→ Set problem
For the listing below, give the count of lines containing the string "UserController" and nothing else.
:: Records for the task
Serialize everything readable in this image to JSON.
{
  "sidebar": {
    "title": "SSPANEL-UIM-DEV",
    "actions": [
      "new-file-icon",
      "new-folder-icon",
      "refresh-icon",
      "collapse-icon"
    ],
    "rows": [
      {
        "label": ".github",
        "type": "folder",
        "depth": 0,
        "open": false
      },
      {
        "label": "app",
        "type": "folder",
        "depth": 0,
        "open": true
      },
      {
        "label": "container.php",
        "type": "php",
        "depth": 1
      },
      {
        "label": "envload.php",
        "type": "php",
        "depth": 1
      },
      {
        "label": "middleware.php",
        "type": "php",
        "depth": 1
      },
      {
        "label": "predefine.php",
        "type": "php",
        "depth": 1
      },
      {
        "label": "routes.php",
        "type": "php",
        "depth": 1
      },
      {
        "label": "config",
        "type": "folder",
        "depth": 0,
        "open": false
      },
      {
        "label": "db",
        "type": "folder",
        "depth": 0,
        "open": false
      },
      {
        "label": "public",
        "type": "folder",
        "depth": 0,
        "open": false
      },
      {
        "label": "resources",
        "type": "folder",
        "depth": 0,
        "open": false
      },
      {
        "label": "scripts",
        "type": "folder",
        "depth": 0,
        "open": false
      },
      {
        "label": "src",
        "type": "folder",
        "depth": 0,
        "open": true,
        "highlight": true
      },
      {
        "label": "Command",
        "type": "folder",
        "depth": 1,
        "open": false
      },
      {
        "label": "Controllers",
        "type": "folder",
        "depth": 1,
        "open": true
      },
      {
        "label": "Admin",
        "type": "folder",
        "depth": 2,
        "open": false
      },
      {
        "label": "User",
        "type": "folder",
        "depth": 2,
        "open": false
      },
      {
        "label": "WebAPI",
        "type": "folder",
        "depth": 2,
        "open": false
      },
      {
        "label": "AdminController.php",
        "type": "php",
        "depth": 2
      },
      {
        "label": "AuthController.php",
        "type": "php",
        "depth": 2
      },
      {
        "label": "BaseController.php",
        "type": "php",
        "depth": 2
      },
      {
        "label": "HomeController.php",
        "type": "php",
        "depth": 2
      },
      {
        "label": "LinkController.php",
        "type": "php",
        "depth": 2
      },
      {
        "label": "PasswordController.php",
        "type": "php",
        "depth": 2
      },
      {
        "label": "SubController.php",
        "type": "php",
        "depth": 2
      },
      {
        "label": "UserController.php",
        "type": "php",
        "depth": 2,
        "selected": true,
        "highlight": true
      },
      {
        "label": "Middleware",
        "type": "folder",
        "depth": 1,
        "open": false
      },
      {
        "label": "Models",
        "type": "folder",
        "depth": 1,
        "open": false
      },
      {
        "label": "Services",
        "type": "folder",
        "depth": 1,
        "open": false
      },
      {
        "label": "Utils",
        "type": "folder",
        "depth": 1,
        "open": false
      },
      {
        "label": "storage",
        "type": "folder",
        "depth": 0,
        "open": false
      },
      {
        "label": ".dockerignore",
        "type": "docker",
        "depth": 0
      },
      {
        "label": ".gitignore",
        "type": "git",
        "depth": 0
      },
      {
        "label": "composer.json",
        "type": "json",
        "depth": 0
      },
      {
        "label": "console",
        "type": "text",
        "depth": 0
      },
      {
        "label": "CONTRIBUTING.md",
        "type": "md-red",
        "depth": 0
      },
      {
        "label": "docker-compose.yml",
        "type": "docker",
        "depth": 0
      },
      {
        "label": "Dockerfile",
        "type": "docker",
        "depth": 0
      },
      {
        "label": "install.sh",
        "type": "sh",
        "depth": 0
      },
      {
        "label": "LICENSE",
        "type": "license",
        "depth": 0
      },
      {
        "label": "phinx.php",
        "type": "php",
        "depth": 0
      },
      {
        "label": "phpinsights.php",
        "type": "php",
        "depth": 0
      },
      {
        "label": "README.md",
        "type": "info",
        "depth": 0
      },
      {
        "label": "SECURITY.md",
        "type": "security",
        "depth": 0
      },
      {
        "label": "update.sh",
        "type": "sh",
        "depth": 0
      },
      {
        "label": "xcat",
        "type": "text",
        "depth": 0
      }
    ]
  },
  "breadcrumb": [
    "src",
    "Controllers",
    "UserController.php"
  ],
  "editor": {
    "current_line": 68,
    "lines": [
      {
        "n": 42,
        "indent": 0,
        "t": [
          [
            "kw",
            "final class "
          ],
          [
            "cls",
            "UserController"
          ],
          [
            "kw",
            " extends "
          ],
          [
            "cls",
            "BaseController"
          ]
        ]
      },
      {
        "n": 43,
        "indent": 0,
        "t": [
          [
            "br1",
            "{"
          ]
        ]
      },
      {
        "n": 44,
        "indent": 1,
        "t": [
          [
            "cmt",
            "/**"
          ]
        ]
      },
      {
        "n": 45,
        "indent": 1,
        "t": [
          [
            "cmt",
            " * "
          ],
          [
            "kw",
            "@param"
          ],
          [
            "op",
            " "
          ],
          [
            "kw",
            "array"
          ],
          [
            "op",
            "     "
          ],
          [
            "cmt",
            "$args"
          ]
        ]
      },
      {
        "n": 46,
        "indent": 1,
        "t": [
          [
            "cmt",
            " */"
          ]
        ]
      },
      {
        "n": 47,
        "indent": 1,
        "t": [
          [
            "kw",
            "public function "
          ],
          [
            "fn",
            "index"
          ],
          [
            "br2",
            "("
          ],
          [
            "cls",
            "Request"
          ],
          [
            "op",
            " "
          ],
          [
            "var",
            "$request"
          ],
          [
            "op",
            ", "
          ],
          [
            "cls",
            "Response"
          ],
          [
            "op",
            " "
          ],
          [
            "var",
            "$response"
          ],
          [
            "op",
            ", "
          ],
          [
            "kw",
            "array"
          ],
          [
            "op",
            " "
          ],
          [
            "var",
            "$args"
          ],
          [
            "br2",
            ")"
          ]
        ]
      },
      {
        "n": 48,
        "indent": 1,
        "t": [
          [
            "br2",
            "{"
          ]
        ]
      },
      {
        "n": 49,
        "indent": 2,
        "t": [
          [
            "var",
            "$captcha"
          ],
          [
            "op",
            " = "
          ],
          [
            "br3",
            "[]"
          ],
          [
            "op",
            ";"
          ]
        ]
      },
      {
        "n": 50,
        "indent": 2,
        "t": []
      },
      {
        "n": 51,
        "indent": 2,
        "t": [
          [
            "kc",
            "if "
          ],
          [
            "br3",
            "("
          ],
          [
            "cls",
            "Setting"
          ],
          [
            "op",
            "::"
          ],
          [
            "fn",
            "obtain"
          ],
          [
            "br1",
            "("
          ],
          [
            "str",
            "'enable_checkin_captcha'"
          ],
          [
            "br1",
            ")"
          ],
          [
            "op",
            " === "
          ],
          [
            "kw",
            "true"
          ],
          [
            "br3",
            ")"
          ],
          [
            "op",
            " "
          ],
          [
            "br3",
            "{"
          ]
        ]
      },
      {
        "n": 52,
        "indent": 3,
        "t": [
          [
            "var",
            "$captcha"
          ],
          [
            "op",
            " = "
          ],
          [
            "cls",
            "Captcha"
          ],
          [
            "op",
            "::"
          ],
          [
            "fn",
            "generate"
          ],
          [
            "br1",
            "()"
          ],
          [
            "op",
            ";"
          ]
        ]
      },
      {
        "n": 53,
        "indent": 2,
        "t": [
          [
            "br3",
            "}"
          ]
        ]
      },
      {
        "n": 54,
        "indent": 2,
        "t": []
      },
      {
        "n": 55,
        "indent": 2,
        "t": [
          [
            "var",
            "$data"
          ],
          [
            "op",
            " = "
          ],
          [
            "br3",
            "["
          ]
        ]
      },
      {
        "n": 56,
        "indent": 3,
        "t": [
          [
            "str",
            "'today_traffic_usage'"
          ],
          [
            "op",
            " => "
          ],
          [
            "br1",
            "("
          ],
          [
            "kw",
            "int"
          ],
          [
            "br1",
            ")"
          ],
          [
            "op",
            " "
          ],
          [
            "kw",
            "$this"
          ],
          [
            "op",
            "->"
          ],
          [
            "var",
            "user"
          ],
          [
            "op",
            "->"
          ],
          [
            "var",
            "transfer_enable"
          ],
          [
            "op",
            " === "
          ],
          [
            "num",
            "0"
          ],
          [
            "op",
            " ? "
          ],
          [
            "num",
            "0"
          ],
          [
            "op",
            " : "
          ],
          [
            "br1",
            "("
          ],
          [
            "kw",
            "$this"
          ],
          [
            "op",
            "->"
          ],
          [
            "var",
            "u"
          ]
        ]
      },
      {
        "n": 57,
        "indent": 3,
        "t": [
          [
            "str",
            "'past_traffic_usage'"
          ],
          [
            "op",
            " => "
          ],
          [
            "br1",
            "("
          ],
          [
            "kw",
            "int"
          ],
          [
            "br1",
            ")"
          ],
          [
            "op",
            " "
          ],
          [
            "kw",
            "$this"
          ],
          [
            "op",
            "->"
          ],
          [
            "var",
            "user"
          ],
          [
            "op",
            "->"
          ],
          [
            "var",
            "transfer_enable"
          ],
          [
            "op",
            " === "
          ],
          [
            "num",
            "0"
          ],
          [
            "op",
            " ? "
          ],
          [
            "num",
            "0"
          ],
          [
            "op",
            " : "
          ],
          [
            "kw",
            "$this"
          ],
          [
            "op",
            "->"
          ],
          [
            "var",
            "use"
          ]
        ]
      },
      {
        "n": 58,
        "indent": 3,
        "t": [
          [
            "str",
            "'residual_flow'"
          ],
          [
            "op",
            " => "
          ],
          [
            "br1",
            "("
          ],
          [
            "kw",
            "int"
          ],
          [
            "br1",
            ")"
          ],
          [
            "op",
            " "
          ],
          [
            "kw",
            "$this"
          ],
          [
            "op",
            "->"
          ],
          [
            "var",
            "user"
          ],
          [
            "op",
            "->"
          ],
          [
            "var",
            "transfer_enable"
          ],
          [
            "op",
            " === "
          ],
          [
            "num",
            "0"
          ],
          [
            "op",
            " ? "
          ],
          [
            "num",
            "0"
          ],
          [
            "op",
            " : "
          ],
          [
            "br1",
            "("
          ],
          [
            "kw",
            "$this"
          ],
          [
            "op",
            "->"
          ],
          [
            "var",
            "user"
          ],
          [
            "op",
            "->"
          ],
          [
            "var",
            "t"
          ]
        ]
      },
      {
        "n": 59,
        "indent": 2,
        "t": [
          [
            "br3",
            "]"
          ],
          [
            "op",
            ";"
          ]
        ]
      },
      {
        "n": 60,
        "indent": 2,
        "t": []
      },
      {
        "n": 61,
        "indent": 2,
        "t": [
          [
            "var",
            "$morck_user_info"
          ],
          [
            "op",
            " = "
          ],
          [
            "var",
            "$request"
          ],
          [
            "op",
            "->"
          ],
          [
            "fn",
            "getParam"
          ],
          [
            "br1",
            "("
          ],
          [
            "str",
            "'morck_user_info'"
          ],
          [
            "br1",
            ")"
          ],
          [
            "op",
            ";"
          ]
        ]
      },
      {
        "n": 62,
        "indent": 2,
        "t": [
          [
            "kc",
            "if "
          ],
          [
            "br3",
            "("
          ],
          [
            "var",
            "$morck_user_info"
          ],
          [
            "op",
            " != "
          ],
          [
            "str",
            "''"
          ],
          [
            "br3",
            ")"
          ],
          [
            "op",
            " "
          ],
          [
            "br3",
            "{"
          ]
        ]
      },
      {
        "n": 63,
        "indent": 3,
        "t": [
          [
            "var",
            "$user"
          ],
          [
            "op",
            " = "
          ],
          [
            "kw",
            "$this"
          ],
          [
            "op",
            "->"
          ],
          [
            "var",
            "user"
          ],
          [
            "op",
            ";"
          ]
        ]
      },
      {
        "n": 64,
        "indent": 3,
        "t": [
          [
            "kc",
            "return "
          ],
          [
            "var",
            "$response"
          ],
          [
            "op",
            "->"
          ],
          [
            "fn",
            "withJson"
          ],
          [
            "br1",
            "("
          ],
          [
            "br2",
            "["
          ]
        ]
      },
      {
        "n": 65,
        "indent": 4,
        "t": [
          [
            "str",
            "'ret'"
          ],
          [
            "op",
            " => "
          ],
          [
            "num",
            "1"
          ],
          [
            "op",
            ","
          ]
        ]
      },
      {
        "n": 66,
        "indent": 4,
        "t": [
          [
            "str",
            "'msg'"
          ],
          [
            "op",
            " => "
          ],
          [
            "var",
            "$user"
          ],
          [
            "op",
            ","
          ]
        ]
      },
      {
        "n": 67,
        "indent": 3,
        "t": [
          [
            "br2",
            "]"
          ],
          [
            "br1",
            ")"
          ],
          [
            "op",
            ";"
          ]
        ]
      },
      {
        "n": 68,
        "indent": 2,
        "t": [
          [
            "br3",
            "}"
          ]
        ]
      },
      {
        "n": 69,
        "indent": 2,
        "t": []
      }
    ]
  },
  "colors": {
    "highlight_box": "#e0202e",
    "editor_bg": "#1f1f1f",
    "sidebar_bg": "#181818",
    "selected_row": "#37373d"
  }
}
::::
→ Exercise output
3